____ ENTRIES PROVIDED

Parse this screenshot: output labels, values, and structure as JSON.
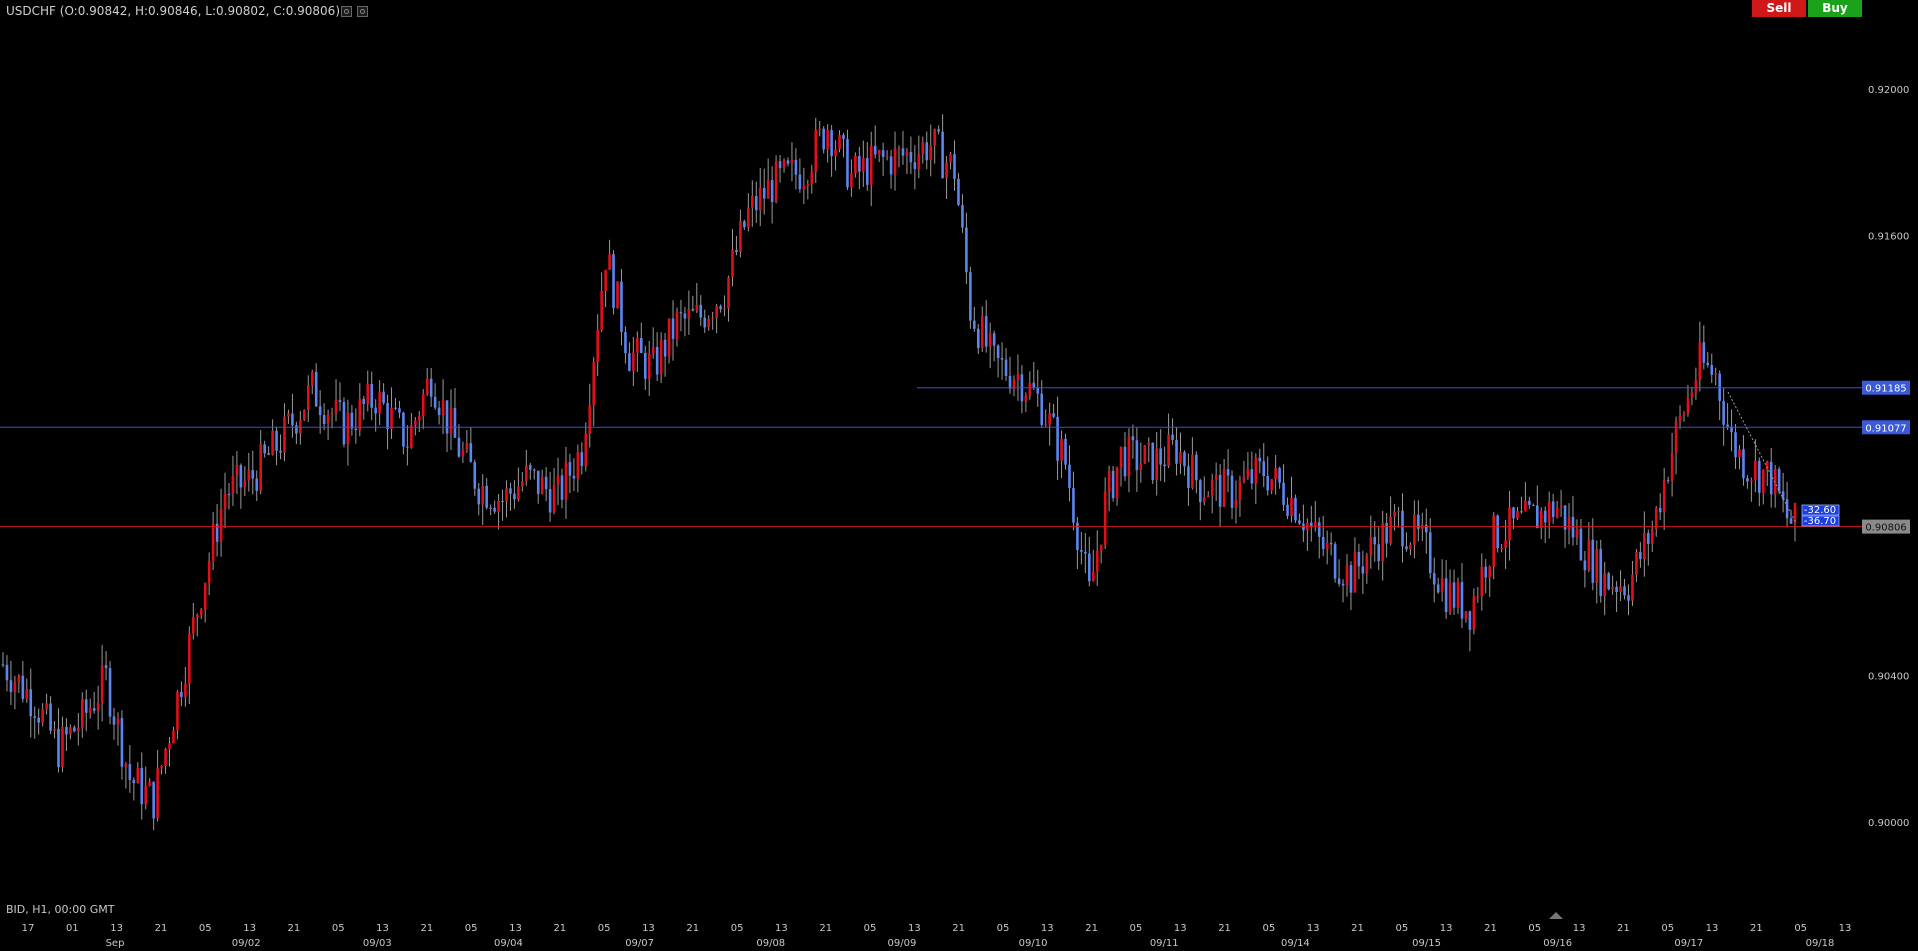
{
  "header": {
    "title": "USDCHF (O:0.90842, H:0.90846, L:0.90802, C:0.90806)",
    "icons": [
      "settings-icon",
      "gear-icon"
    ]
  },
  "trade": {
    "sell_label": "Sell",
    "buy_label": "Buy"
  },
  "footer": {
    "info": "BID, H1, 00:00 GMT"
  },
  "colors": {
    "up": "#e0101b",
    "down": "#5b86f0",
    "wick": "#9a9a9a",
    "hline_blue": "#3a4fd8",
    "hline_red": "#d01818",
    "bg": "#000000"
  },
  "chart_data": {
    "type": "candlestick",
    "symbol": "USDCHF",
    "timeframe": "H1",
    "ylim": [
      0.8985,
      0.921
    ],
    "y_ticks": [
      "0.92000",
      "0.91600",
      "0.90400",
      "0.90000"
    ],
    "y_tick_values": [
      0.92,
      0.916,
      0.904,
      0.9
    ],
    "price_levels": [
      {
        "label": "0.91185",
        "value": 0.91185,
        "color": "#3a4fd8",
        "from_index": 0.51
      },
      {
        "label": "0.91077",
        "value": 0.91077,
        "color": "#3a4fd8",
        "from_index": 0
      },
      {
        "label": "0.90806",
        "value": 0.90806,
        "color": "#d01818",
        "from_index": 0,
        "current": true
      }
    ],
    "pnl_labels": [
      "-32.60",
      "-36.70"
    ],
    "x_hours": [
      "17",
      "01",
      "13",
      "21",
      "05",
      "13",
      "21",
      "05",
      "13",
      "21",
      "05",
      "13",
      "21",
      "05",
      "13",
      "21",
      "05",
      "13",
      "21",
      "05",
      "13",
      "21",
      "05",
      "13",
      "21",
      "05",
      "13",
      "21",
      "05",
      "13",
      "21",
      "05",
      "13",
      "21",
      "05",
      "13",
      "21",
      "05",
      "13",
      "21",
      "05",
      "13"
    ],
    "x_dates": [
      "Sep",
      "09/02",
      "09/03",
      "09/04",
      "09/07",
      "09/08",
      "09/09",
      "09/10",
      "09/11",
      "09/14",
      "09/15",
      "09/16",
      "09/17",
      "09/18"
    ],
    "path_anchors": [
      [
        0,
        0.9043
      ],
      [
        8,
        0.9033
      ],
      [
        14,
        0.902
      ],
      [
        20,
        0.9028
      ],
      [
        26,
        0.9039
      ],
      [
        32,
        0.9012
      ],
      [
        38,
        0.9006
      ],
      [
        44,
        0.9034
      ],
      [
        50,
        0.9063
      ],
      [
        56,
        0.909
      ],
      [
        62,
        0.9093
      ],
      [
        70,
        0.9104
      ],
      [
        78,
        0.9118
      ],
      [
        86,
        0.9108
      ],
      [
        94,
        0.9116
      ],
      [
        102,
        0.9104
      ],
      [
        108,
        0.9122
      ],
      [
        114,
        0.9104
      ],
      [
        120,
        0.9092
      ],
      [
        126,
        0.9088
      ],
      [
        132,
        0.9094
      ],
      [
        140,
        0.9089
      ],
      [
        146,
        0.9102
      ],
      [
        152,
        0.9155
      ],
      [
        158,
        0.9128
      ],
      [
        164,
        0.9124
      ],
      [
        170,
        0.9136
      ],
      [
        176,
        0.9138
      ],
      [
        182,
        0.9145
      ],
      [
        188,
        0.9166
      ],
      [
        194,
        0.9174
      ],
      [
        202,
        0.9178
      ],
      [
        208,
        0.919
      ],
      [
        214,
        0.9176
      ],
      [
        220,
        0.918
      ],
      [
        228,
        0.9182
      ],
      [
        234,
        0.9185
      ],
      [
        240,
        0.9178
      ],
      [
        244,
        0.914
      ],
      [
        250,
        0.9125
      ],
      [
        256,
        0.9122
      ],
      [
        262,
        0.9114
      ],
      [
        268,
        0.9098
      ],
      [
        274,
        0.9062
      ],
      [
        278,
        0.9087
      ],
      [
        282,
        0.91
      ],
      [
        290,
        0.9098
      ],
      [
        296,
        0.9102
      ],
      [
        302,
        0.9092
      ],
      [
        310,
        0.909
      ],
      [
        318,
        0.9096
      ],
      [
        326,
        0.9087
      ],
      [
        332,
        0.9076
      ],
      [
        340,
        0.9067
      ],
      [
        346,
        0.9076
      ],
      [
        352,
        0.9082
      ],
      [
        358,
        0.9076
      ],
      [
        364,
        0.9063
      ],
      [
        370,
        0.9058
      ],
      [
        376,
        0.9078
      ],
      [
        384,
        0.9082
      ],
      [
        392,
        0.9086
      ],
      [
        398,
        0.9076
      ],
      [
        404,
        0.9066
      ],
      [
        410,
        0.9065
      ],
      [
        416,
        0.908
      ],
      [
        422,
        0.9106
      ],
      [
        428,
        0.9125
      ],
      [
        432,
        0.9122
      ],
      [
        436,
        0.9104
      ],
      [
        440,
        0.9097
      ],
      [
        446,
        0.9094
      ],
      [
        450,
        0.9083
      ],
      [
        452,
        0.9081
      ]
    ]
  }
}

________

◆ WORK TO BE COMPLETED
Look for lines containing the string "USDCHF" and copy them all.

◆ TASK OUTPUT
    "title": "USDCHF (O:0.90842, H:0.90846, L:0.90802, C:0.90806)",
    "symbol": "USDCHF",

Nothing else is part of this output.